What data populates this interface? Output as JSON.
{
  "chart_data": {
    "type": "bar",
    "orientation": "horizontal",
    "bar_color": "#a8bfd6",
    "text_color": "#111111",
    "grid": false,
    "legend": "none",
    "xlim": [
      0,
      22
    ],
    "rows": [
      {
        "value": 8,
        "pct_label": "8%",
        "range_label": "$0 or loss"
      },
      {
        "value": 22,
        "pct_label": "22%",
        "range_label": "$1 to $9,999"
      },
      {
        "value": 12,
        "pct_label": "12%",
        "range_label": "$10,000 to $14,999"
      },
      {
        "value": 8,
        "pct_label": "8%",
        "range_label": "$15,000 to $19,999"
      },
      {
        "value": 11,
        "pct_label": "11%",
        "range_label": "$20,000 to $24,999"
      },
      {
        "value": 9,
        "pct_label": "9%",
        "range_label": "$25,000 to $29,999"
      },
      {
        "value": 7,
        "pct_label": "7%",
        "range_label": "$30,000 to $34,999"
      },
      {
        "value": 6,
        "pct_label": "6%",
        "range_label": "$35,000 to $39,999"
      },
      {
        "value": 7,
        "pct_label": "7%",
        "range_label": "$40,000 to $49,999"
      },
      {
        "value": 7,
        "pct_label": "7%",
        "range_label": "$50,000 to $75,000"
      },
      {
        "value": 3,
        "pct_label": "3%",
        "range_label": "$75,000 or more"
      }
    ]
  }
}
::::::::::
Stated exercise – Give all the entries again exactly; leave none out.

Solution to the problem –
What data populates this interface? Output as JSON.
{
  "chart_data": {
    "type": "bar",
    "orientation": "horizontal",
    "bar_color": "#a8bfd6",
    "text_color": "#111111",
    "grid": false,
    "legend": "none",
    "xlim": [
      0,
      22
    ],
    "rows": [
      {
        "value": 8,
        "pct_label": "8%",
        "range_label": "$0 or loss"
      },
      {
        "value": 22,
        "pct_label": "22%",
        "range_label": "$1 to $9,999"
      },
      {
        "value": 12,
        "pct_label": "12%",
        "range_label": "$10,000 to $14,999"
      },
      {
        "value": 8,
        "pct_label": "8%",
        "range_label": "$15,000 to $19,999"
      },
      {
        "value": 11,
        "pct_label": "11%",
        "range_label": "$20,000 to $24,999"
      },
      {
        "value": 9,
        "pct_label": "9%",
        "range_label": "$25,000 to $29,999"
      },
      {
        "value": 7,
        "pct_label": "7%",
        "range_label": "$30,000 to $34,999"
      },
      {
        "value": 6,
        "pct_label": "6%",
        "range_label": "$35,000 to $39,999"
      },
      {
        "value": 7,
        "pct_label": "7%",
        "range_label": "$40,000 to $49,999"
      },
      {
        "value": 7,
        "pct_label": "7%",
        "range_label": "$50,000 to $75,000"
      },
      {
        "value": 3,
        "pct_label": "3%",
        "range_label": "$75,000 or more"
      }
    ]
  }
}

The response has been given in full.